_Given request_:
Print the data that follows exactly.

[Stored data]
──────
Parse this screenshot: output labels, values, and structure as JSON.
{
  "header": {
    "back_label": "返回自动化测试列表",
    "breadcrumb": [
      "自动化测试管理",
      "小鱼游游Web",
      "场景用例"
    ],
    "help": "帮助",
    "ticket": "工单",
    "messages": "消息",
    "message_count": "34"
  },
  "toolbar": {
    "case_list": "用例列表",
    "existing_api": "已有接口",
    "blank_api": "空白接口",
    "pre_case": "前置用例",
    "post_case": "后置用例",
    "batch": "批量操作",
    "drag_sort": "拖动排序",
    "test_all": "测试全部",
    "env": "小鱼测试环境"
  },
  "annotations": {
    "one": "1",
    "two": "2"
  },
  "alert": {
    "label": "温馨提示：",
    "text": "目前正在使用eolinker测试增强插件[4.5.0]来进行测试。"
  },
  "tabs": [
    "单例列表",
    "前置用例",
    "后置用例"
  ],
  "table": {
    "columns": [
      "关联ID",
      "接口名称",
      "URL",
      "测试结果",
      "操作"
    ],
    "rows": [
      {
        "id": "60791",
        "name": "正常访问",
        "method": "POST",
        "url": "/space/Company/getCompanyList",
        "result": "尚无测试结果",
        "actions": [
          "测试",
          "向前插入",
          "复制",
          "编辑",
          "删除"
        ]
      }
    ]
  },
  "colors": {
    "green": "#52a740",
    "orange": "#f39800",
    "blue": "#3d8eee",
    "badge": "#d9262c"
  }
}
──────
_The response_:
Parse this screenshot: output labels, values, and structure as JSON.
{
  "header": {
    "back_label": "返回自动化测试列表",
    "breadcrumb": [
      "自动化测试管理",
      "小鱼游游Web",
      "场景用例"
    ],
    "help": "帮助",
    "ticket": "工单",
    "messages": "消息",
    "message_count": "34"
  },
  "toolbar": {
    "case_list": "用例列表",
    "existing_api": "已有接口",
    "blank_api": "空白接口",
    "pre_case": "前置用例",
    "post_case": "后置用例",
    "batch": "批量操作",
    "drag_sort": "拖动排序",
    "test_all": "测试全部",
    "env": "小鱼测试环境"
  },
  "annotations": {
    "one": "1",
    "two": "2"
  },
  "alert": {
    "label": "温馨提示：",
    "text": "目前正在使用eolinker测试增强插件[4.5.0]来进行测试。"
  },
  "tabs": [
    "单例列表",
    "前置用例",
    "后置用例"
  ],
  "table": {
    "columns": [
      "关联ID",
      "接口名称",
      "URL",
      "测试结果",
      "操作"
    ],
    "rows": [
      {
        "id": "60791",
        "name": "正常访问",
        "method": "POST",
        "url": "/space/Company/getCompanyList",
        "result": "尚无测试结果",
        "actions": [
          "测试",
          "向前插入",
          "复制",
          "编辑",
          "删除"
        ]
      }
    ]
  },
  "colors": {
    "green": "#52a740",
    "orange": "#f39800",
    "blue": "#3d8eee",
    "badge": "#d9262c"
  }
}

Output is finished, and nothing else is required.